## WHAT TO WORK ON
List each line of the data that holds the word "drzwiowy".

--- start RAW RECORDS ---

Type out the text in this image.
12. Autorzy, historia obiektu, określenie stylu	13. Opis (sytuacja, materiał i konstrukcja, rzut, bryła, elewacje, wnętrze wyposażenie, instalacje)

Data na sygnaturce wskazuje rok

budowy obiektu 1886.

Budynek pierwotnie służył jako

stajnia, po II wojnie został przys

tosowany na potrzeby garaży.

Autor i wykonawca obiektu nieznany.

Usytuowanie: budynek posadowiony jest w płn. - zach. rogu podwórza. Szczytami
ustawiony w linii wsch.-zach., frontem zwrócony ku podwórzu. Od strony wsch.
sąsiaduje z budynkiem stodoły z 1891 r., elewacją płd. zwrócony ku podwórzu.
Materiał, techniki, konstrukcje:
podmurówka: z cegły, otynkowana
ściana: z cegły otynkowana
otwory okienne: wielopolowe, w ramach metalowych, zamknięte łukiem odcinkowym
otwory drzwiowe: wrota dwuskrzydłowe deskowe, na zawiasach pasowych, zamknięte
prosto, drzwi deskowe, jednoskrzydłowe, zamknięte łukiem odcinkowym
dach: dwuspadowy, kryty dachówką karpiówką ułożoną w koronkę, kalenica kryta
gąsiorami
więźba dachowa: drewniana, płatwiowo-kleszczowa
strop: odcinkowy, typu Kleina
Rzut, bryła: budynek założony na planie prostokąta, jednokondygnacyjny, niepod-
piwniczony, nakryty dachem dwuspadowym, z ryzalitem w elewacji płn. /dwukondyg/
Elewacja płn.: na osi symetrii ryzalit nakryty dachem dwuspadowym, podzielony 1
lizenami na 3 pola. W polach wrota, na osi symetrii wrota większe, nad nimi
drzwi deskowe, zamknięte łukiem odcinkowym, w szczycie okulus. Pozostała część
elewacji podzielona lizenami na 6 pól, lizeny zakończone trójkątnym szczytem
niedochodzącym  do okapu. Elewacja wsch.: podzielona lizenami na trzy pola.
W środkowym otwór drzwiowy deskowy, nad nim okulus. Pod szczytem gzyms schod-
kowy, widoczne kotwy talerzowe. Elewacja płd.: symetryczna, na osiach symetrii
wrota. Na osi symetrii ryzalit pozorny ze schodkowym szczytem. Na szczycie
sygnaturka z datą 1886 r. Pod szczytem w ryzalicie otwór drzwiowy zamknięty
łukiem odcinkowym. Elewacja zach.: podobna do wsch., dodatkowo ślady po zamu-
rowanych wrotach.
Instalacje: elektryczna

--- end RAW RECORDS ---
--- start RAW RECORDS ---

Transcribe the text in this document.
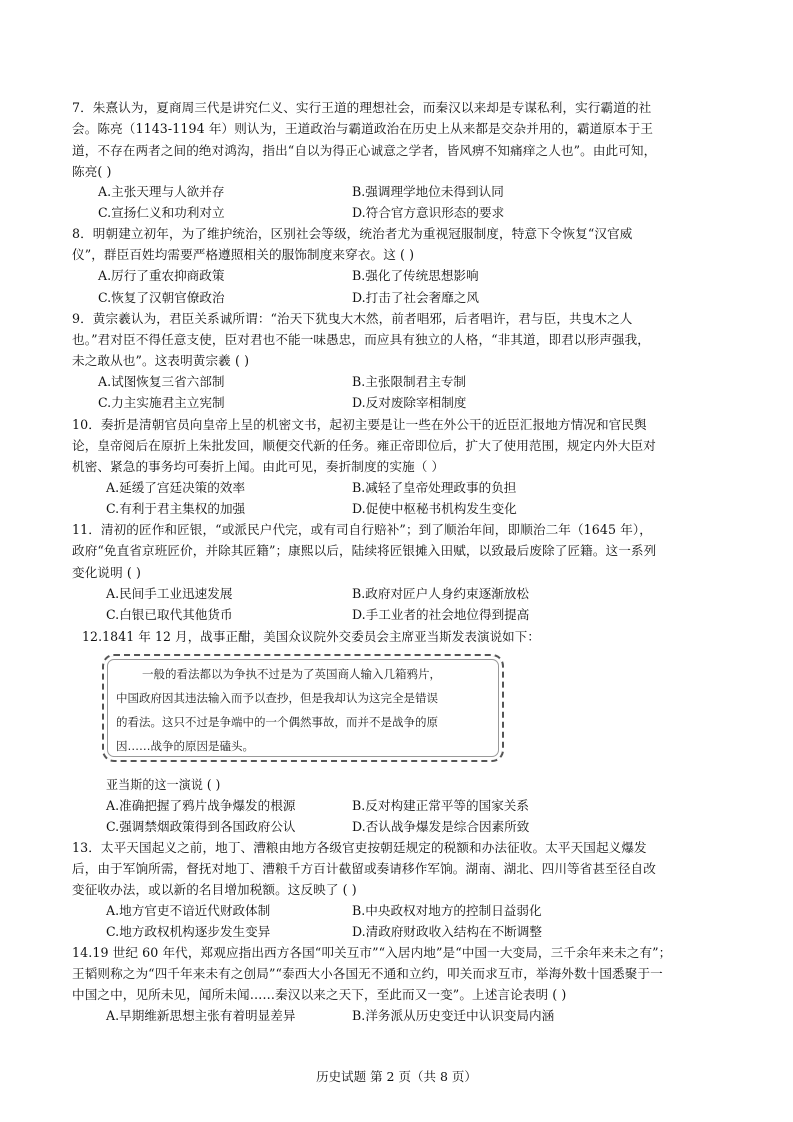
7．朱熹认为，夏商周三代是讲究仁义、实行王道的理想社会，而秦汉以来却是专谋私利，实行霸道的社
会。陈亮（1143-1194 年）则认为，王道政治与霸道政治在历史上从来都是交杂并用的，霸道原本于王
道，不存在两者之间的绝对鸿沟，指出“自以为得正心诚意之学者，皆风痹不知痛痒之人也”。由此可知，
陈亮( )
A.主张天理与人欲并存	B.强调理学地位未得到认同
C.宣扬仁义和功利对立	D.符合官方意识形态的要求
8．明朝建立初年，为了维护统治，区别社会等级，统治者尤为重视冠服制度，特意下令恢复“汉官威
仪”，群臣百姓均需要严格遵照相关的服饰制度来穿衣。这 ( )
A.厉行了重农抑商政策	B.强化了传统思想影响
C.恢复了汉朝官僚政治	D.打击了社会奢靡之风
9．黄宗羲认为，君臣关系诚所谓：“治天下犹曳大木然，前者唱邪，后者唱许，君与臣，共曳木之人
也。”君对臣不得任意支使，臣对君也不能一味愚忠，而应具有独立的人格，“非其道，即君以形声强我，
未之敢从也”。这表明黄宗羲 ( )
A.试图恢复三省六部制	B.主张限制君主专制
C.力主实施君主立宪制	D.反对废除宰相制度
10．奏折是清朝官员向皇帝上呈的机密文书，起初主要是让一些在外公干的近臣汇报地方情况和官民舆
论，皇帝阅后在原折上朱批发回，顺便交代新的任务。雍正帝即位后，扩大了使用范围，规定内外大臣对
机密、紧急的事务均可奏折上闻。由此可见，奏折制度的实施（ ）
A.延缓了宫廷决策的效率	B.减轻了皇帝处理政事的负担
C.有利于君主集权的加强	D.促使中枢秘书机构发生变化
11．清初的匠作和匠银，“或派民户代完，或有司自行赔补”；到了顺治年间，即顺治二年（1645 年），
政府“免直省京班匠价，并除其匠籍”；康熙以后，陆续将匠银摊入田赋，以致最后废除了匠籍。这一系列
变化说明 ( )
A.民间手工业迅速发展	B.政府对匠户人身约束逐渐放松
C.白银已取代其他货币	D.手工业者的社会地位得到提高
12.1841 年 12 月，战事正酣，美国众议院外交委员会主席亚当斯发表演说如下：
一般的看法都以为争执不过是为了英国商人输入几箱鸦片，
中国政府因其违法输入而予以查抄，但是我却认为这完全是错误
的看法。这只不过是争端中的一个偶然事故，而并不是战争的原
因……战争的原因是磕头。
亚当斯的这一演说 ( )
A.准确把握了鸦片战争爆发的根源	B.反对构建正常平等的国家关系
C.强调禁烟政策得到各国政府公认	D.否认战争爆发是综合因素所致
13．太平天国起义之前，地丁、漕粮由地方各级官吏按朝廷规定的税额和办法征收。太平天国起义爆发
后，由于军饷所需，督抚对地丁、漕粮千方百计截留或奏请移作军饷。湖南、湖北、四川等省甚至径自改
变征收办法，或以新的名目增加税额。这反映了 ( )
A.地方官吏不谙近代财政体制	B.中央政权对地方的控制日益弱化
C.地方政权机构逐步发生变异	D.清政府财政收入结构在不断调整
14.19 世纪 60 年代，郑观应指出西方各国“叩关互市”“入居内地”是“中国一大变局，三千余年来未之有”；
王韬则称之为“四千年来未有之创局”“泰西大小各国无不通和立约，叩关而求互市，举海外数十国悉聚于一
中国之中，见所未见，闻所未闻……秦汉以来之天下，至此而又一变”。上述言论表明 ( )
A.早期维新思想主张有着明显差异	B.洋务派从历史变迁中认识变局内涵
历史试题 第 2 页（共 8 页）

--- end RAW RECORDS ---
--- start RAW RECORDS ---

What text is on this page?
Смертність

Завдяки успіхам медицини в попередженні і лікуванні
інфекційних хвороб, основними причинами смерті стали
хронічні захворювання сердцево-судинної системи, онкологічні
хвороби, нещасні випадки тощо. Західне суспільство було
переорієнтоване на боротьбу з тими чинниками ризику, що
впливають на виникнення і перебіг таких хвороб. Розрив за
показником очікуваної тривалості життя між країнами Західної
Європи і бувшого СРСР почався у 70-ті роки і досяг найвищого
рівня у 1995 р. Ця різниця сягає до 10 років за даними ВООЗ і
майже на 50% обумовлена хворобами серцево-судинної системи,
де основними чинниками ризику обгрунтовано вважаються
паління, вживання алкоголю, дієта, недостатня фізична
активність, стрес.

--- end RAW RECORDS ---

## WRITTEN ANSWER
W środkowym otwór drzwiowy deskowy, nad nim okulus. Pod szczytem gzyms schod-
sygnaturka z datą 1886 r. Pod szczytem w ryzalicie otwór drzwiowy zamknięty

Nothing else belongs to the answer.